• _Activity list_:
1. Using the text on up-cycling pallets, decide whether each of these statements agrees with it, answering yes or no and quoting the deciding words exactly: (a) The two kitchen chairs cost £10.00 for the pair. (b) All of the pallet timber was saved in one piece. (c) The first pallet came from a delivery of bathroom tiles.
2. From the text on up-cycling pallets, extract the part that opens with the words containing "I assembled the" and closes with "my first lesson.".
3. Write what comes next in the text on up-cycling pallets, picking up after its last sentence.

• _Text excerpt_:
What are your essentials?  The things that just make your crafting life a pleasure?  I would love to know so I can try them!

Five Lessons Learnt About Up-cycling Pallets

Inspired by Pinterest (how many well intentioned crafting misadventures start with those words I wonder?) I have decided to build a garden bench for our garden using as a base two old kitchen chairs I bought at our local rubbish tip for £10.00 the pair.

I assembled the rest of the materials I thought I would need thus.

Two Chair Pallet Garden Bench-1a

Loads of people seem to be using old pallets for wood for their project and we had one that our bathroom tiles were delivered on so I decided to use this.  Boffin and I took it apart last weekend.  This is where I learned my first lesson.

Lesson #1 -

Taking pallets apart whilst keeping the timber in one piece is both HARD work and tricky.  I used a crow-bar, claw hammer and my trusty (and much loved) Bosch PMF 190E to take it apart. Which leads me onto lesson 2.

 Lesson #2 -

Unless you’re a much better woman than me (which you may well be!) you only save around 80% of the timber.  The rest splits and splinters no matter how hard you try to avoid it.

 Lesson #3 -

You are probably going to need more pallets than you think.  I went and asked politely at the wine warehouse opposite my office (I know, there are a million jokes there ;-) ) for another pallet.

• _Material provided_:
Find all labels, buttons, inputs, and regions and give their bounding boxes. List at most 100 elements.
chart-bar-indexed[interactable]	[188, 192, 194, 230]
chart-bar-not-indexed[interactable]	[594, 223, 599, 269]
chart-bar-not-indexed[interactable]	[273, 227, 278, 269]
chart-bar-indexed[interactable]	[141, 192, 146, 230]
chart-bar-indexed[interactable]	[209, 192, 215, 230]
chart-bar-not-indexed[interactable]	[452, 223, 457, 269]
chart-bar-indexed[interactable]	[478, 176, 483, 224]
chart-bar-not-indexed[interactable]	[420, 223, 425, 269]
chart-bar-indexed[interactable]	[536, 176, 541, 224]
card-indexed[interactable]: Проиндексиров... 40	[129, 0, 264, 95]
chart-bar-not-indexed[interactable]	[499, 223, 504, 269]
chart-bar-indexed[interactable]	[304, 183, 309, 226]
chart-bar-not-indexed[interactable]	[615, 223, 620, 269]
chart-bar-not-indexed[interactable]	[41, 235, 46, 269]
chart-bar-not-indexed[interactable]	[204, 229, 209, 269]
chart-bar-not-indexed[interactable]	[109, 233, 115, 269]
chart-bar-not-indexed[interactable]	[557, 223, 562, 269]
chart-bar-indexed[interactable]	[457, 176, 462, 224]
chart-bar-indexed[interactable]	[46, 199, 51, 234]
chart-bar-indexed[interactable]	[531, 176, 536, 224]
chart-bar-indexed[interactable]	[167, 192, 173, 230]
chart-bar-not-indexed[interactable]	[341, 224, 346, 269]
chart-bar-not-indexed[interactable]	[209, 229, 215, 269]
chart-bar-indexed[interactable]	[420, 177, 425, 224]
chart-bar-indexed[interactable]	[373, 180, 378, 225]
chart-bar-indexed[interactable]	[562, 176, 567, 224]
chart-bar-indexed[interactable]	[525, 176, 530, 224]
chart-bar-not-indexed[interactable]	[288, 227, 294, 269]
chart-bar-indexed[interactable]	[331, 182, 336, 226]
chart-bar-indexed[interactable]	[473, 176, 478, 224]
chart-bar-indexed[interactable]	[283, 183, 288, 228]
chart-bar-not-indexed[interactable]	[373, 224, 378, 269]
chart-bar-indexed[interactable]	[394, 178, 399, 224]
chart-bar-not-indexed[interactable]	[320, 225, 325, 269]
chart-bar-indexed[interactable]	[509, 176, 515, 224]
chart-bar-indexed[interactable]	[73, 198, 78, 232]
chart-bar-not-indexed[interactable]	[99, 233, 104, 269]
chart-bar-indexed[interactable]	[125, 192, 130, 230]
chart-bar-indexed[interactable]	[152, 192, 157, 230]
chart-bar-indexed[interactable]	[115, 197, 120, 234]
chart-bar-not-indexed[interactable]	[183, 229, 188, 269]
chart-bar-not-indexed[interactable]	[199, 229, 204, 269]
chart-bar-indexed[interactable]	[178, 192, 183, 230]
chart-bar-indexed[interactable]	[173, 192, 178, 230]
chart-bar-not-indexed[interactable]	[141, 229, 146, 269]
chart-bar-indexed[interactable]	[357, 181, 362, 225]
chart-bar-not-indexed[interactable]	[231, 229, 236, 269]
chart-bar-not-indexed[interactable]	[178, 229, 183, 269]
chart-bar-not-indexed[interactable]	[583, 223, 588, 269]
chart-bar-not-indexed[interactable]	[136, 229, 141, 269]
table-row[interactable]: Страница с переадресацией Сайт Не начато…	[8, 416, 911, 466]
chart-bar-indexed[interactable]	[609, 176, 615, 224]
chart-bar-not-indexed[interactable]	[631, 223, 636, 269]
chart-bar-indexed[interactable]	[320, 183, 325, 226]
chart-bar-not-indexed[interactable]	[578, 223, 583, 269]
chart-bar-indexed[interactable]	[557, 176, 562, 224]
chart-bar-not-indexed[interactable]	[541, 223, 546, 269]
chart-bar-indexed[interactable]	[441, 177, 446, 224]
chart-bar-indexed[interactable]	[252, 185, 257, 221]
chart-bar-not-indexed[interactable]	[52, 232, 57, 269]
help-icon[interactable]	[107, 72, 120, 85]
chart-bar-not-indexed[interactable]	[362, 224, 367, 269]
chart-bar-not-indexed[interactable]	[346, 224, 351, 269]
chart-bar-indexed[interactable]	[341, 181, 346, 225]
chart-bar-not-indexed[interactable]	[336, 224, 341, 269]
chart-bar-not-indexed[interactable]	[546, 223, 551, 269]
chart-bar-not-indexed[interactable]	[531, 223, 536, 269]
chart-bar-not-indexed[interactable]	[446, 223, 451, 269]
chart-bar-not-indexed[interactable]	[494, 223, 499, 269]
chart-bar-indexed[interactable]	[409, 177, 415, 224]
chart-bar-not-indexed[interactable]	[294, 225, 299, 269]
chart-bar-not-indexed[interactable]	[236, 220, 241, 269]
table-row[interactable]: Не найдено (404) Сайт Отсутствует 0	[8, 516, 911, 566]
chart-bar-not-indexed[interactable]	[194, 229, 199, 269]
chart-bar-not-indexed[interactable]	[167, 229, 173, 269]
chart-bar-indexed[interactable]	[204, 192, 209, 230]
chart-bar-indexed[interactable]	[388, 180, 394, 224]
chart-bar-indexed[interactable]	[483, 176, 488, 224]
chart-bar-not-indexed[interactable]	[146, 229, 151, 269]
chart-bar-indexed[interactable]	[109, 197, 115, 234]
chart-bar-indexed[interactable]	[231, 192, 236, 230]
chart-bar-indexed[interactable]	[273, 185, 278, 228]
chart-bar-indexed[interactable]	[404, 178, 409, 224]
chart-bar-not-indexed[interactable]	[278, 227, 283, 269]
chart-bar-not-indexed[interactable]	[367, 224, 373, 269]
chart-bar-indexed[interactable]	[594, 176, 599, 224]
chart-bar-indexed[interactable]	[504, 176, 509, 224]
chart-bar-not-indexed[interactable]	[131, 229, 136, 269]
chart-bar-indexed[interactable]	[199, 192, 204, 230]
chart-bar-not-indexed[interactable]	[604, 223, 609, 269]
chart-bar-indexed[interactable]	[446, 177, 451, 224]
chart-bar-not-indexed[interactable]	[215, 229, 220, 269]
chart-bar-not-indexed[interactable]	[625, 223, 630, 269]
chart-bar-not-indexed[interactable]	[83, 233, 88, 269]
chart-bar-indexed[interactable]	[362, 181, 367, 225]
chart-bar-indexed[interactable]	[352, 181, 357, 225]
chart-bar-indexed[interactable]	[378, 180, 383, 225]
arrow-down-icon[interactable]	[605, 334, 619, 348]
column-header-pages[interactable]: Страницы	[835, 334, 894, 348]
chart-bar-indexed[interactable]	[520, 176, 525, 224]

• _Outputs for the tasks_:
1.
(a) Yes: "two old kitchen chairs I bought at our local rubbish tip for £10.00 the pair"
(b) No: "you only save around 80% of the timber. The rest splits and splinters no matter how hard you try to avoid it."
(c) Yes: "we had one that our bathroom tiles were delivered on"

2.
I assembled the rest of the materials I thought I would need thus.

Two Chair Pallet Garden Bench-1a

Loads of people seem to be using old pallets for wood for their project and we had one that our bathroom tiles were delivered on so I decided to use this.  Boffin and I took it apart last weekend.  This is where I learned my first lesson.

3.
 Lesson #4 -

The materials may be cheap or free but it will probably cost you a couple of replacement blades for your power saw of choice. I ended up sawing through some of the nails in order to get as much of the wood off in one piece as possible and it is hell on the blades.

Lesson #5 -

Time.  I spent the first 90 minutes of Saturday putting together the frame of the bench with the wood that we had got from the pallet the previous week

Two Chair Palet Garden Bench-2

I spent the next four hours (and a trip to the local DIY shop for more blades) getting the second pallet apart in more or less one piece!  I was so shattered by the time I finished I had to take a break!

I finished the day feeling shattered and a bit discouraged.  A good nights sleep has taken care of the discouragement but now I’m hunting for the time to finish this before we go on holiday in two weeks time!

Any advice about working with pallets gratefully received and if anyone has a way to slot a few more workable hours into the day I’d be grateful too!